[
https://issues.apache.org/jira/browse/TRAFODION-1562?page=com.atlassian.jira.plugin.system.issuetabpanels:comment-tabpanel&focusedCommentId=15812592#comment-15812592
]
Sandhya Sundaresan commented on TRAFODION-1562:
-----------------------------------------------
The VSBB operator into the base table in this case is restricted by the fact
that it has inlined actions and it can produce outputs. The suggestion is to
enhance the upsert operator to be allowed to use VSBB even if outputs are
produced.
Capturing the email discussions here :
----------------------------------------------------------
From: Selva Govindarajan
Sent: Monday, January 9, 2017 4:58 AM
To: Suresh Subbiah <[email protected]>; Sandhya Sundaresan
<[email protected]>
Subject: Re: VSBB upsert issue for base table upsert...
Thanks Suresh for the detailed explanation. Now it makes sense to me. Yes.
there is no return row concept for UPDATE/UPSERT/DELETE.
As you said before in this thread, the query in question needs to be checked if
it needs to produce outputs. If it produces output unnecessarily it needs to be
fixed. We can also work on the concept of return row concept even in needs to
produces output to improve performance.
Selva
________________________________________
From: Suresh Subbiah
Sent: Saturday, January 7, 2017 9:41:50 AM
To: Selva Govindarajan; Sandhya Sundaresan
Subject: RE: VSBB upsert issue for base table upsert...

:: EXERCISE 1 ::
Copy the records unchanged, from their opening line through the line that contains "- bullet-dot: [220, 349, 231, 360]", including both of those lines.

:: DATASET ::
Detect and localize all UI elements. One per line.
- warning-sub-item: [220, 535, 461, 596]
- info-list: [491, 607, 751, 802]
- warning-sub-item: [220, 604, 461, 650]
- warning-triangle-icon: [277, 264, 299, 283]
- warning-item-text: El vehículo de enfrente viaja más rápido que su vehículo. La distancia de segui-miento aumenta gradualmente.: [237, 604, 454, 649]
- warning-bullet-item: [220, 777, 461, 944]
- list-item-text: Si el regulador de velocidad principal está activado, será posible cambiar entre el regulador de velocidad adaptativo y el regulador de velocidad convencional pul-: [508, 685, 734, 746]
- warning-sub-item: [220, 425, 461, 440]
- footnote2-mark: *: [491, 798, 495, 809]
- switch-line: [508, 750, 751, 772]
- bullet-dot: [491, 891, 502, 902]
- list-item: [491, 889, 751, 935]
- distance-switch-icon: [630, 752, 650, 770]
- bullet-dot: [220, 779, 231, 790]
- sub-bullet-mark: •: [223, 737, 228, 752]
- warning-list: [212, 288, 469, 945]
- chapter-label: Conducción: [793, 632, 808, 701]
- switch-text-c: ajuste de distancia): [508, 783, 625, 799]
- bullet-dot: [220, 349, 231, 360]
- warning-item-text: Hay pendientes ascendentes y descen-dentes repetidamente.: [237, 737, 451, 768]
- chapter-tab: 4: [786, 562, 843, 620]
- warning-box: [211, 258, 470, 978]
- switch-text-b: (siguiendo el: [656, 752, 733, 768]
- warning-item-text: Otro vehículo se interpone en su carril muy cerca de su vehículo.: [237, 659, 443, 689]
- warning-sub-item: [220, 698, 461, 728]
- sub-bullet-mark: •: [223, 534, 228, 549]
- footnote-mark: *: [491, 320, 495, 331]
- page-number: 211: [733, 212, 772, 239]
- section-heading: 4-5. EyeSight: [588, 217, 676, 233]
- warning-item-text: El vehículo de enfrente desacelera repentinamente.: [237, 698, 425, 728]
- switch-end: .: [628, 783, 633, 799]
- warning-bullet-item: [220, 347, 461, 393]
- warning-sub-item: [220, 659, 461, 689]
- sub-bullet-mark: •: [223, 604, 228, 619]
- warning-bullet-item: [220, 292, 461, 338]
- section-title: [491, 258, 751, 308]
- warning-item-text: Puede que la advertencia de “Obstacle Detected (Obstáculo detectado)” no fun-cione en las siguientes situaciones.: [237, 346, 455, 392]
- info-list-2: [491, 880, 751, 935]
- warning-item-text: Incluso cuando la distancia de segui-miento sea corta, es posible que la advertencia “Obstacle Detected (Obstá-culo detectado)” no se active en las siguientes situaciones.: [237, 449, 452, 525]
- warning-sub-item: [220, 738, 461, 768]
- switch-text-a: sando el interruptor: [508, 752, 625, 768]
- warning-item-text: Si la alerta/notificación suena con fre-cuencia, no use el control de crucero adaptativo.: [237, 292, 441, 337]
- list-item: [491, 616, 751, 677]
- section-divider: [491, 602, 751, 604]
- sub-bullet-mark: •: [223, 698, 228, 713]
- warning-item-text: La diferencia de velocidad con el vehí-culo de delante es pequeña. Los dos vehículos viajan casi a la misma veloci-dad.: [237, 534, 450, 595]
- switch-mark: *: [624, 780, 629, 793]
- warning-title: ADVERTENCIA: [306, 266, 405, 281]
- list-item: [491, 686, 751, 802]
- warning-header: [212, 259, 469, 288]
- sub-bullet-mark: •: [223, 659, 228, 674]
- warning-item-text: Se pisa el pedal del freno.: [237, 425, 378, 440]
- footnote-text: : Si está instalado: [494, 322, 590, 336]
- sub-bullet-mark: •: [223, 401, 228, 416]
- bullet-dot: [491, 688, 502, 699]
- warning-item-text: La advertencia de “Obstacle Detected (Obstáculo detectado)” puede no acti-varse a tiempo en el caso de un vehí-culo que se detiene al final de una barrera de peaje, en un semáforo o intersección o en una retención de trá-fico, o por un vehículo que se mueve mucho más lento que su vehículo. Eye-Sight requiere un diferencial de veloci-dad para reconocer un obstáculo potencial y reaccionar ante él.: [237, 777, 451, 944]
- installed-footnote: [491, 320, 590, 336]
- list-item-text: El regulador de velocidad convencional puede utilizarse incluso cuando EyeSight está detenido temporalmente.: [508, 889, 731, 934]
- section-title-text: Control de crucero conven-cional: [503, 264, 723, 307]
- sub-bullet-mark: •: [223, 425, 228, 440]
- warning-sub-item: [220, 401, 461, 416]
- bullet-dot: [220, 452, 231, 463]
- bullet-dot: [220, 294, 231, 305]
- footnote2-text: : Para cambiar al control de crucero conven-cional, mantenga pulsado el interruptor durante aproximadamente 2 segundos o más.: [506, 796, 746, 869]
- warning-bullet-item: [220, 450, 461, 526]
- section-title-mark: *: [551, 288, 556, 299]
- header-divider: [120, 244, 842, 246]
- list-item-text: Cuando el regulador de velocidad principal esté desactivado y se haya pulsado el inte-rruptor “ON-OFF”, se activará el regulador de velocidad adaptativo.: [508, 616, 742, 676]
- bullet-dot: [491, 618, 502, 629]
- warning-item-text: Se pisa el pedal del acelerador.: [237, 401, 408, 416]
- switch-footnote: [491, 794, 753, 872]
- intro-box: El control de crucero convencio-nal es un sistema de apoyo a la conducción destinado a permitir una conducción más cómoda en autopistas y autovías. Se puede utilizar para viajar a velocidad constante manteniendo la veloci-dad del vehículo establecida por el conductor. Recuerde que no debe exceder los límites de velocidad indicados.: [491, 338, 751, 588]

:: EXERCISE 2 ::
Rewrite the part of the issue comment that opens with the words "Thanks Suresh for" and closes with "to improve performance.", putting "throughput" in place of "performance".

:: TASK RESPONSE 1 ::
Detect and localize all UI elements. One per line.
- warning-sub-item: [220, 535, 461, 596]
- info-list: [491, 607, 751, 802]
- warning-sub-item: [220, 604, 461, 650]
- warning-triangle-icon: [277, 264, 299, 283]
- warning-item-text: El vehículo de enfrente viaja más rápido que su vehículo. La distancia de segui-miento aumenta gradualmente.: [237, 604, 454, 649]
- warning-bullet-item: [220, 777, 461, 944]
- list-item-text: Si el regulador de velocidad principal está activado, será posible cambiar entre el regulador de velocidad adaptativo y el regulador de velocidad convencional pul-: [508, 685, 734, 746]
- warning-sub-item: [220, 425, 461, 440]
- footnote2-mark: *: [491, 798, 495, 809]
- switch-line: [508, 750, 751, 772]
- bullet-dot: [491, 891, 502, 902]
- list-item: [491, 889, 751, 935]
- distance-switch-icon: [630, 752, 650, 770]
- bullet-dot: [220, 779, 231, 790]
- sub-bullet-mark: •: [223, 737, 228, 752]
- warning-list: [212, 288, 469, 945]
- chapter-label: Conducción: [793, 632, 808, 701]
- switch-text-c: ajuste de distancia): [508, 783, 625, 799]
- bullet-dot: [220, 349, 231, 360]

:: TASK RESPONSE 2 ::
Thanks Suresh for the detailed explanation. Now it makes sense to me. Yes.
there is no return row concept for UPDATE/UPSERT/DELETE.
As you said before in this thread, the query in question needs to be checked if
it needs to produce outputs. If it produces output unnecessarily it needs to be
fixed. We can also work on the concept of return row concept even in needs to
produces output to improve throughput.